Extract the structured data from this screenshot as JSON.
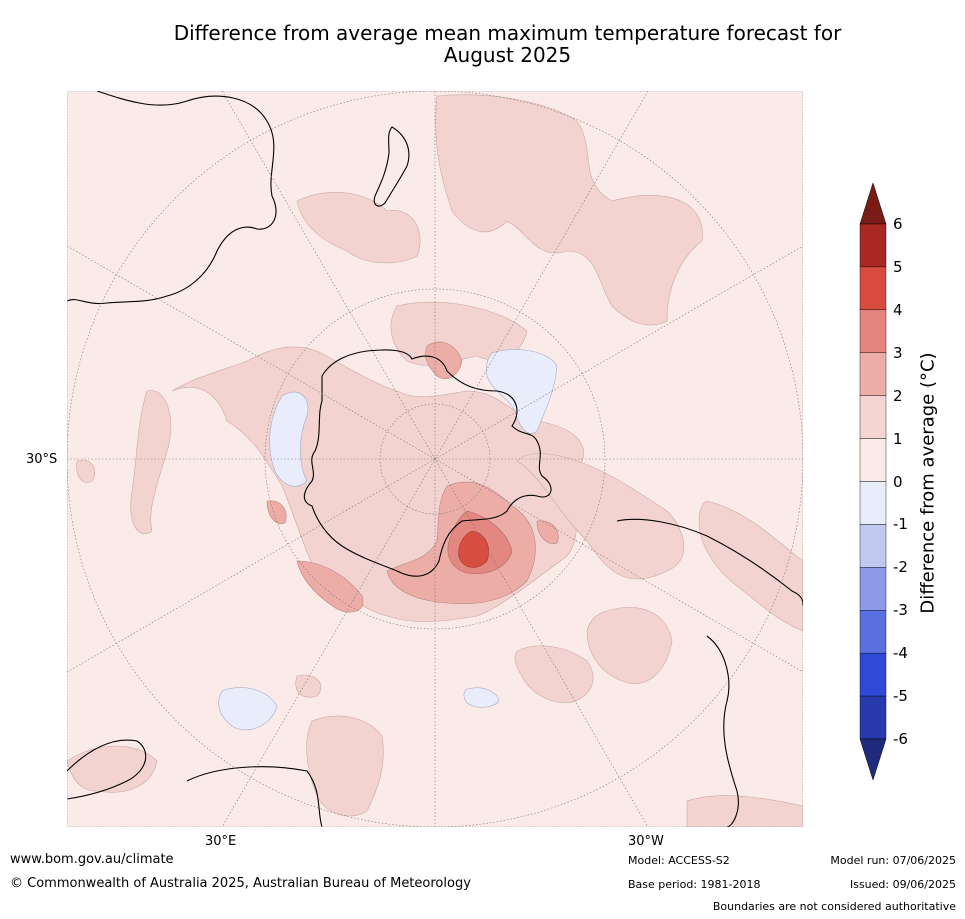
{
  "title": {
    "line1": "Difference from average mean maximum temperature forecast for",
    "line2": "August 2025"
  },
  "map": {
    "projection": "south-polar stereographic",
    "lat_label": "30°S",
    "lon_labels": [
      "30°E",
      "30°W"
    ],
    "regions_shown": [
      "Antarctica",
      "Australia",
      "New Zealand",
      "South America",
      "Southern Africa"
    ],
    "colors": {
      "near_average": "#fbebe8",
      "warm_1_2": "#f3d3d0",
      "warm_2_3": "#ecada7",
      "warm_3_4": "#e38781",
      "warm_4_5": "#d84d41",
      "cool_0_m1": "#e9ecfa"
    }
  },
  "colorbar": {
    "title": "Difference from average (°C)",
    "tick_labels": [
      "6",
      "5",
      "4",
      "3",
      "2",
      "1",
      "0",
      "-1",
      "-2",
      "-3",
      "-4",
      "-5",
      "-6"
    ],
    "colors_top_to_bottom": [
      "#a92822",
      "#d94b3e",
      "#e5847c",
      "#edaea8",
      "#f5d5d2",
      "#fbebe8",
      "#e9ecfa",
      "#c2c9f1",
      "#8c9ae8",
      "#5b70e0",
      "#2f49d9",
      "#2739ac"
    ],
    "extend_high_color": "#7a1b16",
    "extend_low_color": "#1f2b7c"
  },
  "footer": {
    "website": "www.bom.gov.au/climate",
    "copyright": "© Commonwealth of Australia 2025, Australian Bureau of Meteorology",
    "model": "Model: ACCESS-S2",
    "base_period": "Base period: 1981-2018",
    "model_run": "Model run: 07/06/2025",
    "issued": "Issued: 09/06/2025",
    "disclaimer": "Boundaries are not considered authoritative"
  }
}
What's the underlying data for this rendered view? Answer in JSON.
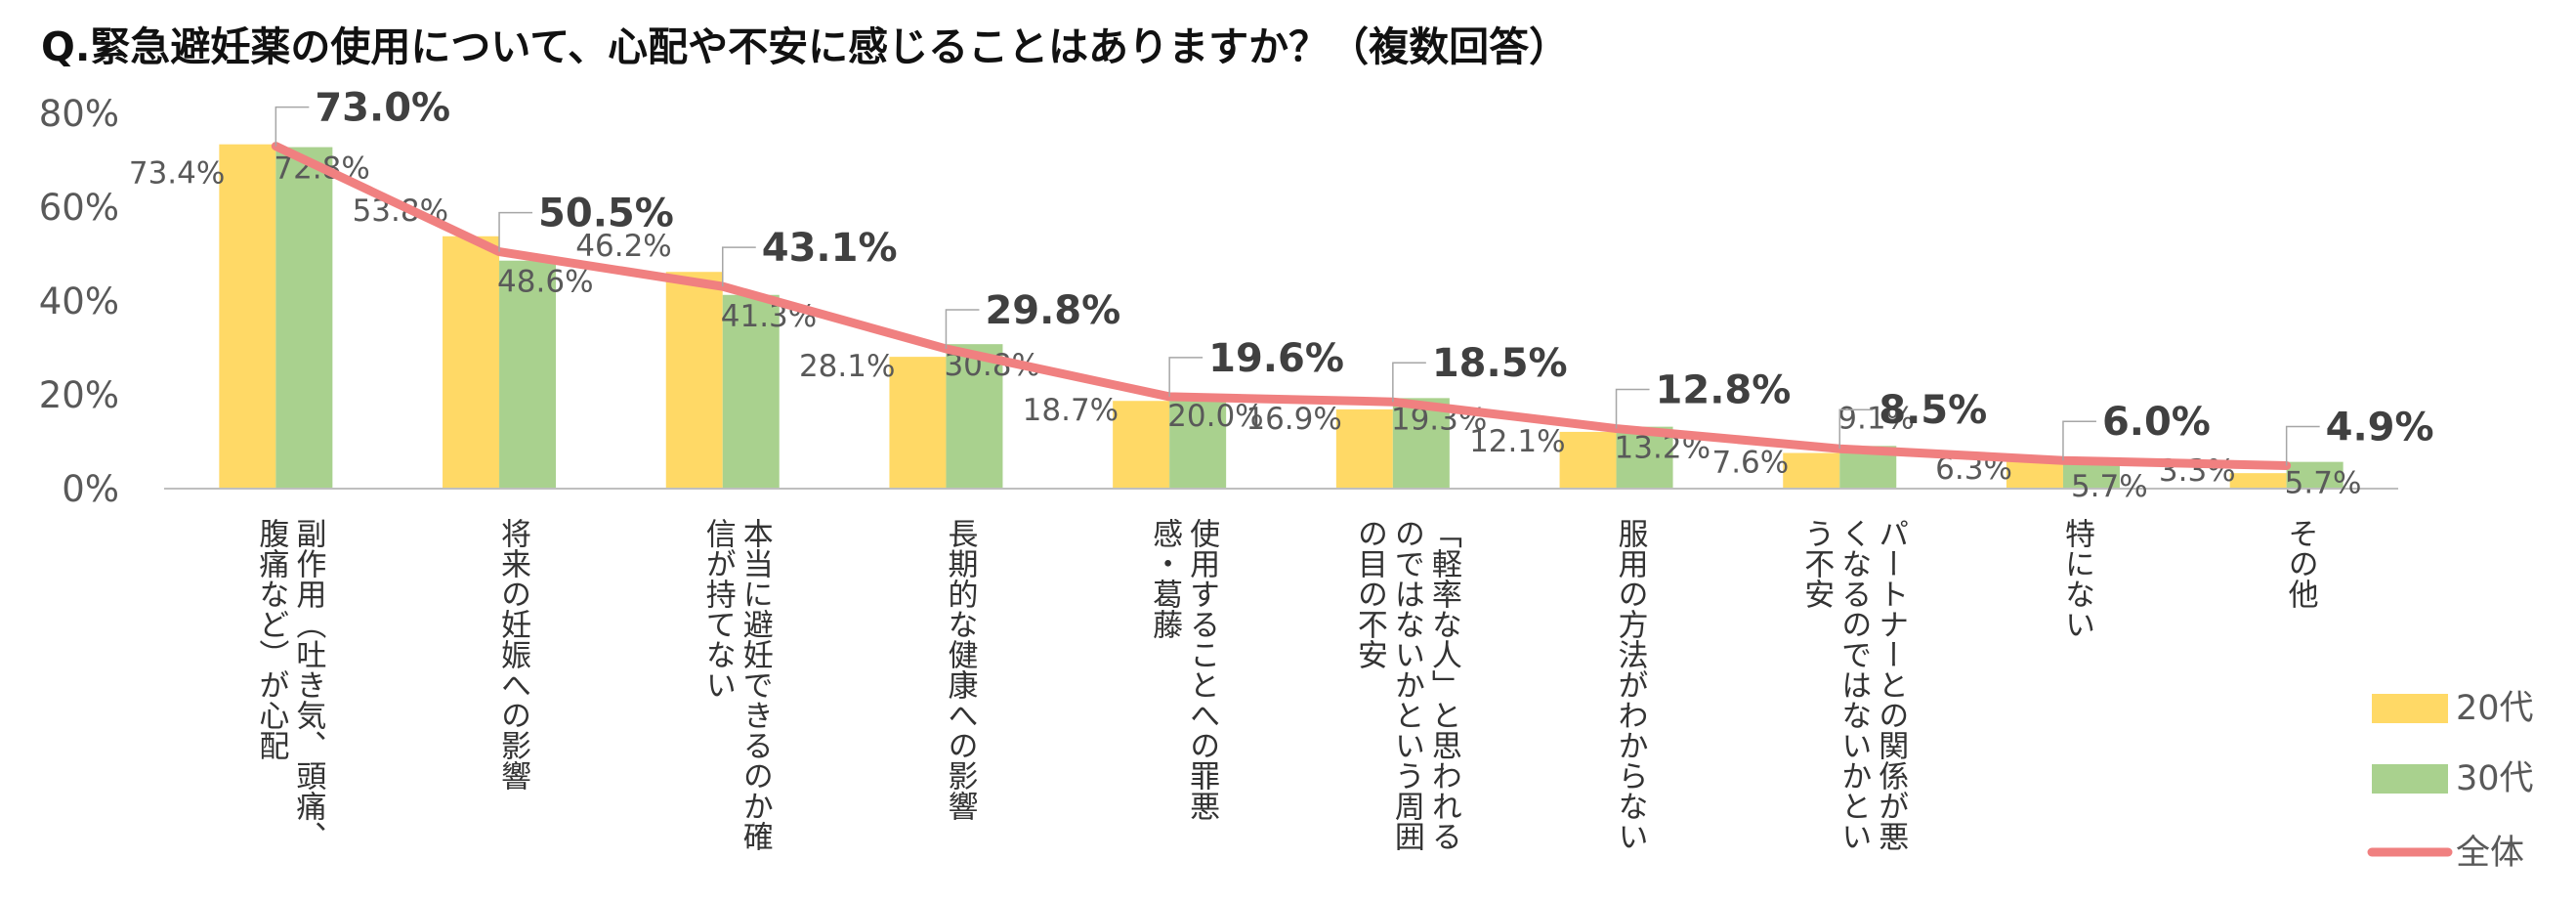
::::
[Exercise description]: Look through the data and show every line containing "from".

[Written response]:
Extract the structured data from this screenshot as JSON.
    "line1": "Difference from average mean maximum temperature forecast for",
    "title": "Difference from average (°C)",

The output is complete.